### Required work:
Print every line of this listing again, word for word.

Stored items from a collection:
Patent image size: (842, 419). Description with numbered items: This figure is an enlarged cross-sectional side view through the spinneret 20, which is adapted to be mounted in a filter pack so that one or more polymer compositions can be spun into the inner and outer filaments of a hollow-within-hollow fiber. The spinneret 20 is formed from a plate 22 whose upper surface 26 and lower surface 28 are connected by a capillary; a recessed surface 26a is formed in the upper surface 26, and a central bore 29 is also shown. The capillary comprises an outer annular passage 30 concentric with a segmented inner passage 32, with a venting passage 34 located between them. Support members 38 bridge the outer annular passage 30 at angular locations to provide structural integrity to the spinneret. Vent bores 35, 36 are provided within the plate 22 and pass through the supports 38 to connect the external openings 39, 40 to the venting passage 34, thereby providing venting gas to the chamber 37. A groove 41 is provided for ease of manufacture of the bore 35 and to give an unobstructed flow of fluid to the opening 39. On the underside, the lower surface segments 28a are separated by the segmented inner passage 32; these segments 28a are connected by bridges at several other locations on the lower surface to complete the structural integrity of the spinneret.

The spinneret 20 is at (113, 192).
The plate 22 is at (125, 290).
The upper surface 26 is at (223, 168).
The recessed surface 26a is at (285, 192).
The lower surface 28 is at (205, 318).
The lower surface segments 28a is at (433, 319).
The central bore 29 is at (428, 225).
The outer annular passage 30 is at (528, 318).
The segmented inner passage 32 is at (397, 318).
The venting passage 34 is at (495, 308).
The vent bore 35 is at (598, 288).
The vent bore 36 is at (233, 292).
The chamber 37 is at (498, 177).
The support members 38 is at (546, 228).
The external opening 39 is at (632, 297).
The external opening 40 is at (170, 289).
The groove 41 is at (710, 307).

### Final result:
Patent image size: (842, 419). Description with numbered items: This figure is an enlarged cross-sectional side view through the spinneret 20, which is adapted to be mounted in a filter pack so that one or more polymer compositions can be spun into the inner and outer filaments of a hollow-within-hollow fiber. The spinneret 20 is formed from a plate 22 whose upper surface 26 and lower surface 28 are connected by a capillary; a recessed surface 26a is formed in the upper surface 26, and a central bore 29 is also shown. The capillary comprises an outer annular passage 30 concentric with a segmented inner passage 32, with a venting passage 34 located between them. Support members 38 bridge the outer annular passage 30 at angular locations to provide structural integrity to the spinneret. Vent bores 35, 36 are provided within the plate 22 and pass through the supports 38 to connect the external openings 39, 40 to the venting passage 34, thereby providing venting gas to the chamber 37. A groove 41 is provided for ease of manufacture of the bore 35 and to give an unobstructed flow of fluid to the opening 39. On the underside, the lower surface segments 28a are separated by the segmented inner passage 32; these segments 28a are connected by bridges at several other locations on the lower surface to complete the structural integrity of the spinneret.

The spinneret 20 is at (113, 192).
The plate 22 is at (125, 290).
The upper surface 26 is at (223, 168).
The recessed surface 26a is at (285, 192).
The lower surface 28 is at (205, 318).
The lower surface segments 28a is at (433, 319).
The central bore 29 is at (428, 225).
The outer annular passage 30 is at (528, 318).
The segmented inner passage 32 is at (397, 318).
The venting passage 34 is at (495, 308).
The vent bore 35 is at (598, 288).
The vent bore 36 is at (233, 292).
The chamber 37 is at (498, 177).
The support members 38 is at (546, 228).
The external opening 39 is at (632, 297).
The external opening 40 is at (170, 289).
The groove 41 is at (710, 307).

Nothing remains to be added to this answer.